What is asked:
Pick every line from the data that holds the word "frais".

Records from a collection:
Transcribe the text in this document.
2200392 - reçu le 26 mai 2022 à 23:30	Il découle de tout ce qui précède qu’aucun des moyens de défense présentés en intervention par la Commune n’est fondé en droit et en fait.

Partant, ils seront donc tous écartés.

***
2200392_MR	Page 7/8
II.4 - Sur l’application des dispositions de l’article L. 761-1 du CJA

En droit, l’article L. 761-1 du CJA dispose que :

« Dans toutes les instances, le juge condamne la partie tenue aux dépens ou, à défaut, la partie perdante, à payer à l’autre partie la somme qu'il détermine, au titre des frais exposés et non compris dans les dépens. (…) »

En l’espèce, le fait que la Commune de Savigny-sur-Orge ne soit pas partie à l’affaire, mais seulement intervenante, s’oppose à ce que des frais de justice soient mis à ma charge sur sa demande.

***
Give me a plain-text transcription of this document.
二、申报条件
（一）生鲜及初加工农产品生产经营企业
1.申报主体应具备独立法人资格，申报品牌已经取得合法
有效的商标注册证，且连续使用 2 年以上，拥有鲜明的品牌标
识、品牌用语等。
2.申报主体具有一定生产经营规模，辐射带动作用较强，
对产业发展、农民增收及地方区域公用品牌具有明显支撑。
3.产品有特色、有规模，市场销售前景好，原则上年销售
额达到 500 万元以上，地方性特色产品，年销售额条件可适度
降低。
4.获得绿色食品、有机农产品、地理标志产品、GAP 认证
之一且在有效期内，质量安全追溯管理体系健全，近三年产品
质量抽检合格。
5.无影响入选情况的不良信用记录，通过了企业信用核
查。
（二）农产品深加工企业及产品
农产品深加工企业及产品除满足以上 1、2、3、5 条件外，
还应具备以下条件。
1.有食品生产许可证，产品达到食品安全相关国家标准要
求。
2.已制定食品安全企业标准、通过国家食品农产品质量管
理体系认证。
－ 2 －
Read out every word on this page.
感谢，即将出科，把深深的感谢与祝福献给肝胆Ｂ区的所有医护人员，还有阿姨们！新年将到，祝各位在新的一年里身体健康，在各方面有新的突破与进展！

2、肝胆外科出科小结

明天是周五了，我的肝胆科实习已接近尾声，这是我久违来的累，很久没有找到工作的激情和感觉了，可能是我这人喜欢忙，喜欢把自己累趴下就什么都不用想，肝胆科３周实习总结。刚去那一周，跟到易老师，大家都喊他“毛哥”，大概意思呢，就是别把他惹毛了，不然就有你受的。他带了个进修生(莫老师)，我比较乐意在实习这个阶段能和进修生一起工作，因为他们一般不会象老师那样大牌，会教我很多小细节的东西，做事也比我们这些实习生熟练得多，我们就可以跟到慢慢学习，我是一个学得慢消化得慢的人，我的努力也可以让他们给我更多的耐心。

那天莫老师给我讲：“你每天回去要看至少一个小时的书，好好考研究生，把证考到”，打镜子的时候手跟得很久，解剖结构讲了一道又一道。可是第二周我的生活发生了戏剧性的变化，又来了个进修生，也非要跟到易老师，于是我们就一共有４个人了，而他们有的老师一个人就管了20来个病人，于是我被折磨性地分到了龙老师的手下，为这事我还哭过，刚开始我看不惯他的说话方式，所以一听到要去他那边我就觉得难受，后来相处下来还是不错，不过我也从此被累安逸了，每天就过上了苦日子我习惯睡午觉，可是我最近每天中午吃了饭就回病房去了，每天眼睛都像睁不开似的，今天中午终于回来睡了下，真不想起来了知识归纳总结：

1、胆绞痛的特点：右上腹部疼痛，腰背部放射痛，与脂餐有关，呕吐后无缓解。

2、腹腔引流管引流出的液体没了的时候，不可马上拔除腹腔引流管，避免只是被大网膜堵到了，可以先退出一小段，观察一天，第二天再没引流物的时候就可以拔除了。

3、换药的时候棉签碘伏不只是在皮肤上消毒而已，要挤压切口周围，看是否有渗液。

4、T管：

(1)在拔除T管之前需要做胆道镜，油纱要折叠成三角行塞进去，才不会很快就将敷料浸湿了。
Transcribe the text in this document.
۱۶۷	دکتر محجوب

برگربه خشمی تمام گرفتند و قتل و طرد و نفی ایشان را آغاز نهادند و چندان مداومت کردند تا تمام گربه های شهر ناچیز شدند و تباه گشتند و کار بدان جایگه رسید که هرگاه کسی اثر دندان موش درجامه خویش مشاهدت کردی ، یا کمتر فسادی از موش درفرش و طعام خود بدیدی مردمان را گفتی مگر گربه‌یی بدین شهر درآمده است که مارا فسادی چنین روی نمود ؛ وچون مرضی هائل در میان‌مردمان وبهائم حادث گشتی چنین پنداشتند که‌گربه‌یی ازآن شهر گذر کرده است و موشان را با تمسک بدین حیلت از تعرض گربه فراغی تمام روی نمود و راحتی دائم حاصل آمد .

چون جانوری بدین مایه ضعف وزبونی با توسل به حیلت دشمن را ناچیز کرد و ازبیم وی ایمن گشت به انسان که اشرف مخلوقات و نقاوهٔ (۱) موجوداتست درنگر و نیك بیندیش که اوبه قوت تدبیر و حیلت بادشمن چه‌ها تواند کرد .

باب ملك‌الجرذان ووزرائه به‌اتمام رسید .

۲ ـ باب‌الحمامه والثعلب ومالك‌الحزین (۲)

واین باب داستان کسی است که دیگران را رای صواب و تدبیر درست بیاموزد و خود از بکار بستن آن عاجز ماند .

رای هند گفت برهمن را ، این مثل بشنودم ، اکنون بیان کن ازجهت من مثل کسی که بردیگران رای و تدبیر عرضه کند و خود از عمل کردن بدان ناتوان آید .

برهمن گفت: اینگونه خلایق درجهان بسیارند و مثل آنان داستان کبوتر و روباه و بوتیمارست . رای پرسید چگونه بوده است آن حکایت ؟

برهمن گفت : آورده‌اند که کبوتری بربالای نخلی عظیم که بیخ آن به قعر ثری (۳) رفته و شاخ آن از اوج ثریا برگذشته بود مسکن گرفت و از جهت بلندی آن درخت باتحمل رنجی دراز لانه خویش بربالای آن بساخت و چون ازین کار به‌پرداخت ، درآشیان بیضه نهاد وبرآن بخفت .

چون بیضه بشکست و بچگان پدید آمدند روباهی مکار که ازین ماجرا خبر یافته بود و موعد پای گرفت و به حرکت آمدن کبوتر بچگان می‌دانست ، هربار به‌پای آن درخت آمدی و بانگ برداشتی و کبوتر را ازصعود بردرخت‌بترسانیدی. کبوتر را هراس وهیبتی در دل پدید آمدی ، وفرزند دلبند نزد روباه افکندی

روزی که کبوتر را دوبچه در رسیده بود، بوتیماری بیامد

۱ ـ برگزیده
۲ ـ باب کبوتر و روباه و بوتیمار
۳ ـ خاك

Written answer:
« Dans toutes les instances, le juge condamne la partie tenue aux dépens ou, à défaut, la partie perdante, à payer à l’autre partie la somme qu'il détermine, au titre des frais exposés et non compris dans les dépens. (…) »
En l’espèce, le fait que la Commune de Savigny-sur-Orge ne soit pas partie à l’affaire, mais seulement intervenante, s’oppose à ce que des frais de justice soient mis à ma charge sur sa demande.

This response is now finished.